>> begin Information shown

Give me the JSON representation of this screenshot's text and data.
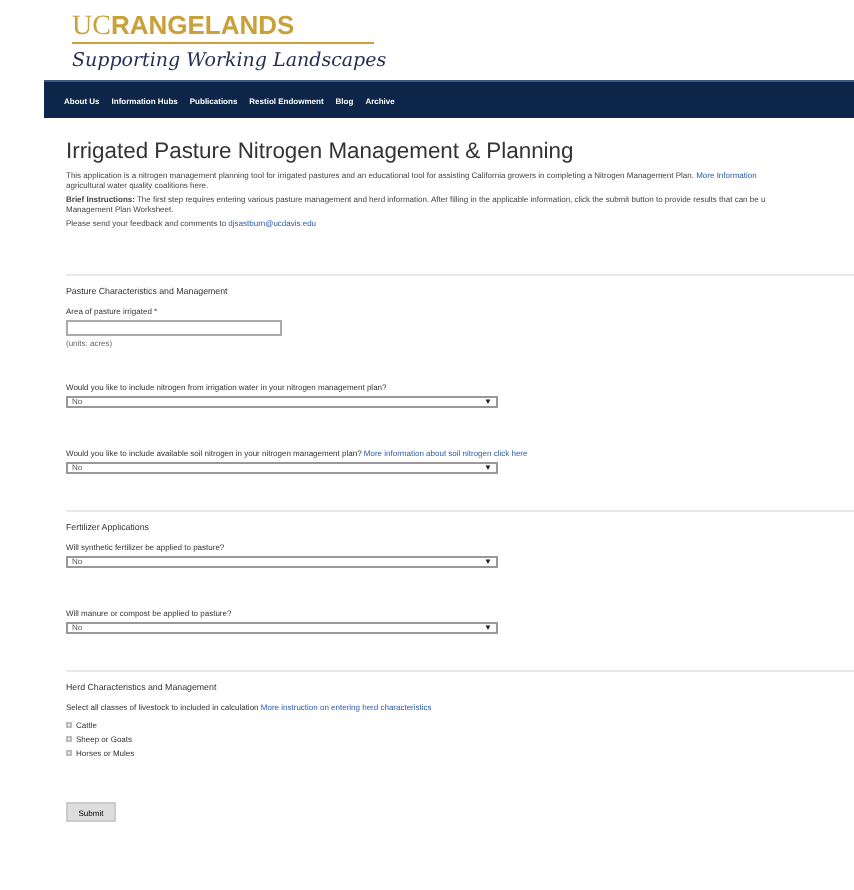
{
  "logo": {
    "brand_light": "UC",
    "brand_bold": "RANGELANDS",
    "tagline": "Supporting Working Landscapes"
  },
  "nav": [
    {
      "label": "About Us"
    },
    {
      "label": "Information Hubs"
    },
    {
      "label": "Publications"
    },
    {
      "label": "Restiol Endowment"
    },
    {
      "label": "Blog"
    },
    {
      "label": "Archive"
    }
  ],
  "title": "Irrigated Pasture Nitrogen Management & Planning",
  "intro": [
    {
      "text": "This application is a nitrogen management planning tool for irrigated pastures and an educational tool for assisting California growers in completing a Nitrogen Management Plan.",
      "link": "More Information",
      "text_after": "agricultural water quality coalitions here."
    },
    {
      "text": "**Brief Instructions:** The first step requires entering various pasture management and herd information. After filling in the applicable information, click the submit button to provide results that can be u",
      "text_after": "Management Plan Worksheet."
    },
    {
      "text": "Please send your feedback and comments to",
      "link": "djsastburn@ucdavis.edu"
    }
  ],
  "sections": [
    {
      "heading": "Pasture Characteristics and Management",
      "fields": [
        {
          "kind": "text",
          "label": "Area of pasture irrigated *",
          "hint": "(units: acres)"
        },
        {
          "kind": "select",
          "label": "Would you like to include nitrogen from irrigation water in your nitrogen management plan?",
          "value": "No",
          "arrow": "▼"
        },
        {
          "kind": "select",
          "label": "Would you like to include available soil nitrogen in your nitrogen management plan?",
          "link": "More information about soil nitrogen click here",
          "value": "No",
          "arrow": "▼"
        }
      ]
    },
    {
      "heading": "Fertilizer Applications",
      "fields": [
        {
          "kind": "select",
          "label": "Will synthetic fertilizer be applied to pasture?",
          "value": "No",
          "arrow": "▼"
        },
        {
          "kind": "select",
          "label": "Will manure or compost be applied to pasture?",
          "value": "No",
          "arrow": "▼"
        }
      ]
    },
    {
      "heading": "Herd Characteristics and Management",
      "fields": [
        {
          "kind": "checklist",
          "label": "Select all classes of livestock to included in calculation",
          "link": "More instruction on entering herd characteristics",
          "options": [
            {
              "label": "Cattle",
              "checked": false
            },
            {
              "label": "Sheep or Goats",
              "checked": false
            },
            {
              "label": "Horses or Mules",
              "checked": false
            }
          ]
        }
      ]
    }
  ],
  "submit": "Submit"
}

>> end Information shown
>> begin Information shown

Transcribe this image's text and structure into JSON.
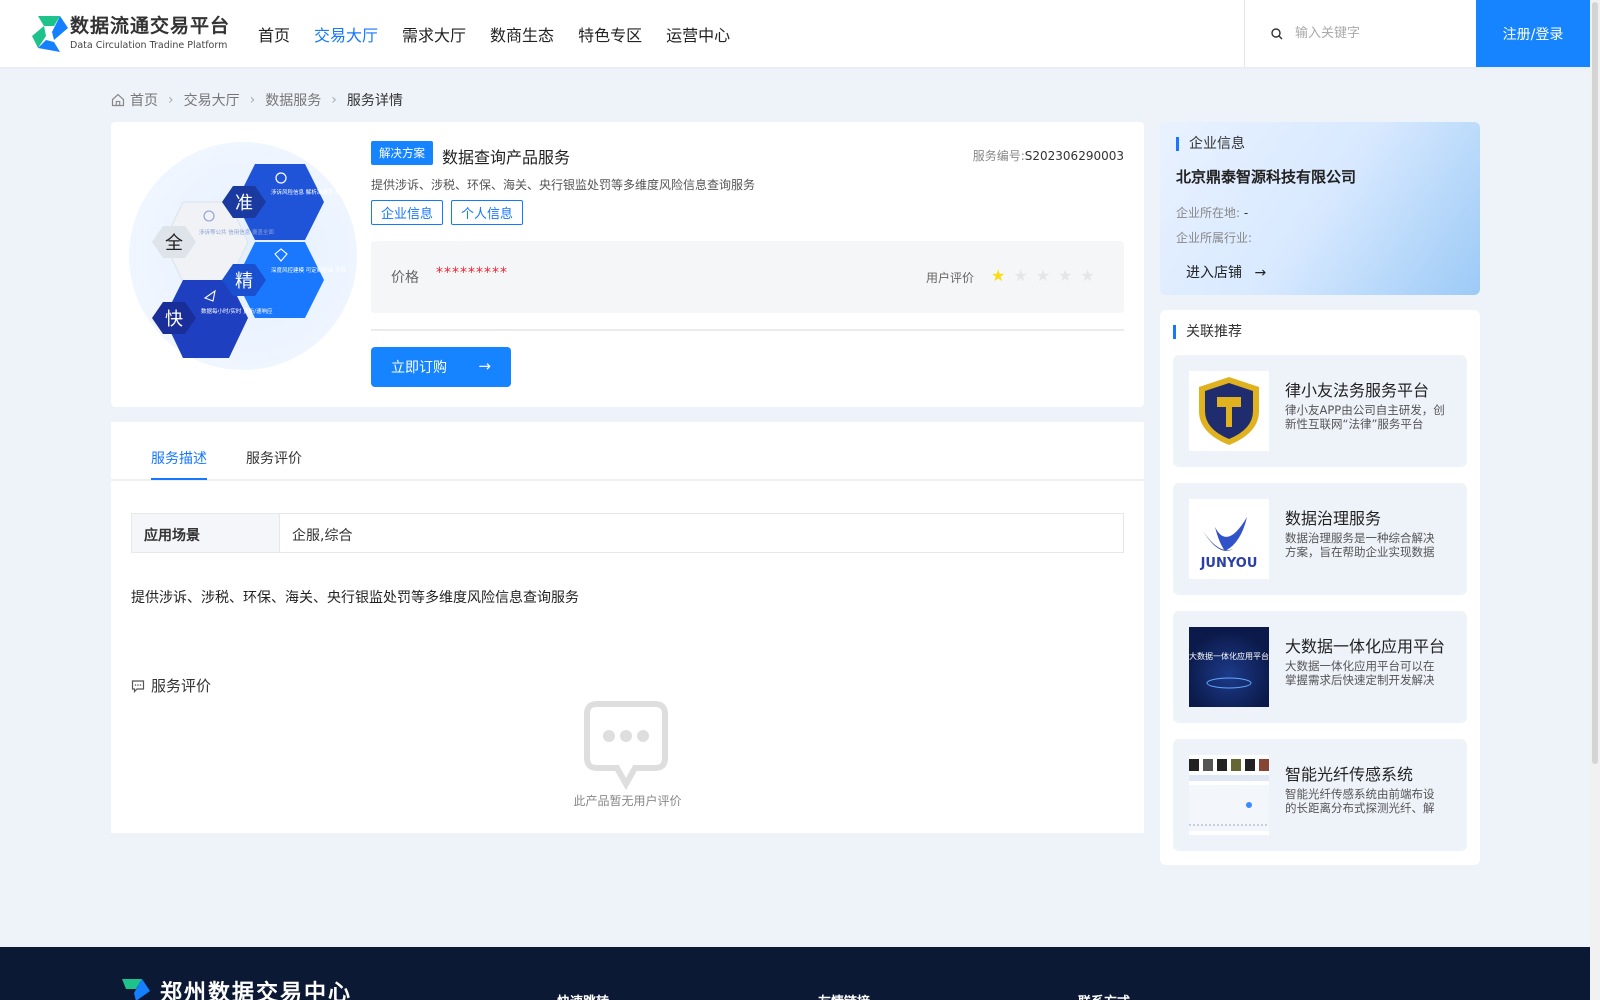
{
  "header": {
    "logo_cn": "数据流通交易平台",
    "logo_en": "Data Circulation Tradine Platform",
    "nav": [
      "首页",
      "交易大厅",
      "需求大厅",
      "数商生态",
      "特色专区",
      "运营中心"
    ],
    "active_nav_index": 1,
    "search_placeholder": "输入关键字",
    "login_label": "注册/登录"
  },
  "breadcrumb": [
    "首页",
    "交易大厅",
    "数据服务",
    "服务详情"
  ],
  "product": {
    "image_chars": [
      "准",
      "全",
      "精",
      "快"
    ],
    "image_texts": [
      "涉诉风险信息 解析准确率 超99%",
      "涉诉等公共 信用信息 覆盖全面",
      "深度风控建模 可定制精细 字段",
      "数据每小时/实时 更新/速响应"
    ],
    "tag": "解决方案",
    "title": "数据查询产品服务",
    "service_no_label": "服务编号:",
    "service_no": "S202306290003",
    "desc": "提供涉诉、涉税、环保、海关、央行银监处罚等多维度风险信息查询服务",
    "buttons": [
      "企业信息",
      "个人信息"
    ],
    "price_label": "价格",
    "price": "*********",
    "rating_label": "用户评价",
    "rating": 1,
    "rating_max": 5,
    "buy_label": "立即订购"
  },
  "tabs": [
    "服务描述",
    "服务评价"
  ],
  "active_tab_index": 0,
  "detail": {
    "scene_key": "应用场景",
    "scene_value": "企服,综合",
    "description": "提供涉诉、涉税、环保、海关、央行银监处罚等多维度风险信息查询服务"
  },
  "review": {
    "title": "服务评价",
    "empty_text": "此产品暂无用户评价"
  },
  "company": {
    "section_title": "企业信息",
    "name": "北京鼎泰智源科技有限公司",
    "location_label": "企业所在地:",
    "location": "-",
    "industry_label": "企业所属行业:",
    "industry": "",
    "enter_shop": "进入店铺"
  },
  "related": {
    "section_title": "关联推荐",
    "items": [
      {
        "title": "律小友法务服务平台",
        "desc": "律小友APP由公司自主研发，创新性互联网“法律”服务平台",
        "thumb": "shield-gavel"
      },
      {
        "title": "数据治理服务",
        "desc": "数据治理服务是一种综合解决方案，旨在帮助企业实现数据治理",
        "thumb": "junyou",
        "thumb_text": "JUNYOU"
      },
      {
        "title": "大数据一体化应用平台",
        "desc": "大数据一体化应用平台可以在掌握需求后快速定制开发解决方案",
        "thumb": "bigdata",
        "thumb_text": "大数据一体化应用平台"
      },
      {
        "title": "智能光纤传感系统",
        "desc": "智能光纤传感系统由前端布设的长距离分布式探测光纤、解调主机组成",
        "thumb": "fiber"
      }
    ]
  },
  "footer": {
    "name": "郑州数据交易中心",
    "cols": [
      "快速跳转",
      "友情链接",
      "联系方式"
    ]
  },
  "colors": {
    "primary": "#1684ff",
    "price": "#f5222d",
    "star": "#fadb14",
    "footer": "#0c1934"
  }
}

>> end Information shown

**Requirements**
From the material given, work out how many lines hold the string "click"; state that number and nothing further.

**Exercise solution**
2